** start Entries **
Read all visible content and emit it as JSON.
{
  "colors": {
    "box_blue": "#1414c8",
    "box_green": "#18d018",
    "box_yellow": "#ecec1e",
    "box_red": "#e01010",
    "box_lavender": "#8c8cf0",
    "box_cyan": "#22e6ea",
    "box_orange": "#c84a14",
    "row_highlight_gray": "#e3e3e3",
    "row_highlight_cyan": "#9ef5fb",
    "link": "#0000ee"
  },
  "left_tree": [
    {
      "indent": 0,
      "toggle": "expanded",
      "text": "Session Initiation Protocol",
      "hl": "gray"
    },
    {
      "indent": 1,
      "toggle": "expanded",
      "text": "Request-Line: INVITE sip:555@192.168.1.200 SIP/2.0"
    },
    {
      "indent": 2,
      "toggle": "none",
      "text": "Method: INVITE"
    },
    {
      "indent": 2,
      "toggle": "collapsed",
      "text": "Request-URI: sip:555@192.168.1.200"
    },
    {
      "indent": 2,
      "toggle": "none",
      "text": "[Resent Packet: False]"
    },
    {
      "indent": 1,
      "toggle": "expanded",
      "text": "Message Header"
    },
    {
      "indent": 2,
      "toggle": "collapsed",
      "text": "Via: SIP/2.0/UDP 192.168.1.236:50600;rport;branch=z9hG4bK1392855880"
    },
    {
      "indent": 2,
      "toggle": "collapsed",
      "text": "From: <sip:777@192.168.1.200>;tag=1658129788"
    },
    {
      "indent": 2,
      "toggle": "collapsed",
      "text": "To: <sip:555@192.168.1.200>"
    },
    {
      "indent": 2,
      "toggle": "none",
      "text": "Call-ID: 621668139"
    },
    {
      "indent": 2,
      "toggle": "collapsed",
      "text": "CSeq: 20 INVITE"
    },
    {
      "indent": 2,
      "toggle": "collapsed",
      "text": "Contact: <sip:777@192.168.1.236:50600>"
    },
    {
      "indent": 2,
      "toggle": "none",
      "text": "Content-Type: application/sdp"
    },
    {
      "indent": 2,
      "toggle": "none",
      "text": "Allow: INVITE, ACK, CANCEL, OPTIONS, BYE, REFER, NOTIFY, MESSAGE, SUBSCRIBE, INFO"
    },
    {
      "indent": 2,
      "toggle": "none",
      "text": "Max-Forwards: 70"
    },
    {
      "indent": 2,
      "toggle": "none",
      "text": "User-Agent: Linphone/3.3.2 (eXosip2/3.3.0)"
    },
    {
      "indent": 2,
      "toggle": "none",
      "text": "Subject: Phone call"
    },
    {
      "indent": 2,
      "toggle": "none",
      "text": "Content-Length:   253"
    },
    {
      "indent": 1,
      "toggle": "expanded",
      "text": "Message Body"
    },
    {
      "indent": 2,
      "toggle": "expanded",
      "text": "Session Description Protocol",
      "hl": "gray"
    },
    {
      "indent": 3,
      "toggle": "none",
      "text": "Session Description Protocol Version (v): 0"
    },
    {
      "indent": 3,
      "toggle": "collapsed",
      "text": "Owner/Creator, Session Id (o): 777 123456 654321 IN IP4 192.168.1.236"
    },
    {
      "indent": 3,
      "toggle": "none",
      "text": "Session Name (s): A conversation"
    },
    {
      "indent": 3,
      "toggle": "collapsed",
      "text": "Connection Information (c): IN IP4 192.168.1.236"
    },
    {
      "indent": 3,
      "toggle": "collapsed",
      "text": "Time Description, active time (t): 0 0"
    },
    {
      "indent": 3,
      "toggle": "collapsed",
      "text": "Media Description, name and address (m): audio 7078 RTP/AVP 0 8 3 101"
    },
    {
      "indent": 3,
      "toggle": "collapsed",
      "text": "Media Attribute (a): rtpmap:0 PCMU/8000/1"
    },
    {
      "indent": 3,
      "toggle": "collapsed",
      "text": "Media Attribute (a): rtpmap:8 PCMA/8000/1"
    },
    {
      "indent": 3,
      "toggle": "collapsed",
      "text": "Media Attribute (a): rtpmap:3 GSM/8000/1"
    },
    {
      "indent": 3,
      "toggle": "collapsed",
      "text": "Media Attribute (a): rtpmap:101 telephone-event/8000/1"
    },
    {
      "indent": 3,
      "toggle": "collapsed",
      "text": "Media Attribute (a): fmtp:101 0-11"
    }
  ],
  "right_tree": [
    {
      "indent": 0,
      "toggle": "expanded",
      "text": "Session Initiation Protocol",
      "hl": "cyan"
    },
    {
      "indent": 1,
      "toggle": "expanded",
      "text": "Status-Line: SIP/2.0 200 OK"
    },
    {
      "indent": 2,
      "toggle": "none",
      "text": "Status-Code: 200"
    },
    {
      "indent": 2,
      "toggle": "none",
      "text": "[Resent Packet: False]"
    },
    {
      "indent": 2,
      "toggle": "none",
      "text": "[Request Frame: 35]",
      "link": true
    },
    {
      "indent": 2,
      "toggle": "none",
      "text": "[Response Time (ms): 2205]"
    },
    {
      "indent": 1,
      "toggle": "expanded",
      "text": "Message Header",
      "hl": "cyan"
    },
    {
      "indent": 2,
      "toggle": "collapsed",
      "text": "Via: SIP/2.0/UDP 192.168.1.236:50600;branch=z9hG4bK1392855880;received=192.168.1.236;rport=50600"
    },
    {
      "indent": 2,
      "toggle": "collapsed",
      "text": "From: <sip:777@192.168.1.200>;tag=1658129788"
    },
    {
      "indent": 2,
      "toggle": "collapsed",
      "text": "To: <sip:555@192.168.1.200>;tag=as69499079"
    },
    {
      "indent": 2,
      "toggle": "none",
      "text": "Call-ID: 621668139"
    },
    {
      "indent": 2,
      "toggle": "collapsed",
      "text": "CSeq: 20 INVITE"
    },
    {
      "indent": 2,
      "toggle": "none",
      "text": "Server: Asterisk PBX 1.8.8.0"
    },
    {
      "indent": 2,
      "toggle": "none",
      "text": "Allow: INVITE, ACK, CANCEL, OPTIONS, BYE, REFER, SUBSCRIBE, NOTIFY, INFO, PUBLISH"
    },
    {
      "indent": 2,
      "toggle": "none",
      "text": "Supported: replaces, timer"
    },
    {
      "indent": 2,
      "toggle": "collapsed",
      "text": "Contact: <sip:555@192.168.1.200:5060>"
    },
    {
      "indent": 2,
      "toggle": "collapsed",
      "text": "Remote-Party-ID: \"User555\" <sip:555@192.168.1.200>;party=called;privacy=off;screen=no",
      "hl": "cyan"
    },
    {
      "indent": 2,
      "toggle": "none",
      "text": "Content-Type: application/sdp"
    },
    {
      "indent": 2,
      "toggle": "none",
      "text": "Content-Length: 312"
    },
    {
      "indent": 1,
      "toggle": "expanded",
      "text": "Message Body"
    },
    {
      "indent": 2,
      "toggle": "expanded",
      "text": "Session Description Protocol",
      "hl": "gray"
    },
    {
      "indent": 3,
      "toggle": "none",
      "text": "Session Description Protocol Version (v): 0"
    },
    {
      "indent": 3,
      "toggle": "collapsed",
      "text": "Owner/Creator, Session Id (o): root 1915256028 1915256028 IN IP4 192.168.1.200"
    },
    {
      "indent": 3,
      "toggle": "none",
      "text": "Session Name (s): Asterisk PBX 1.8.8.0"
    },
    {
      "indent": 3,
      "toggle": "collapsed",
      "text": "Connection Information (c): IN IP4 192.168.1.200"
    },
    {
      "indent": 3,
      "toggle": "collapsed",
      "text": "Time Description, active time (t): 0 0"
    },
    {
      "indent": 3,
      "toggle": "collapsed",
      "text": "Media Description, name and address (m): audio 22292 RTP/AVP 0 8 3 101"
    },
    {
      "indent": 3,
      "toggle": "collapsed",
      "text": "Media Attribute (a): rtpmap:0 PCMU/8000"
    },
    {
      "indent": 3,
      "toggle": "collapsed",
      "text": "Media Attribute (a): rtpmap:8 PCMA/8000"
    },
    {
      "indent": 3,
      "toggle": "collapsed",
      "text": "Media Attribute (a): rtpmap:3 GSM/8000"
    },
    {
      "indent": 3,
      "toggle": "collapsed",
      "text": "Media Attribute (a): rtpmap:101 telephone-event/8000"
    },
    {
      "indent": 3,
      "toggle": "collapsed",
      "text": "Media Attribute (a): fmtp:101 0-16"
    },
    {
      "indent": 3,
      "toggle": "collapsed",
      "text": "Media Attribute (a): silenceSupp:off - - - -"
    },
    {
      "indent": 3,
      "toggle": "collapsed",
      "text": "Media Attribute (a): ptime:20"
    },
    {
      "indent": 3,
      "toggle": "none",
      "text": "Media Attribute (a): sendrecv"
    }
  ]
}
** end Entries **
> [Goal of the exercise] Count each line where the string "Asterisk" occurs, and write only the number.

> [Final answer] 2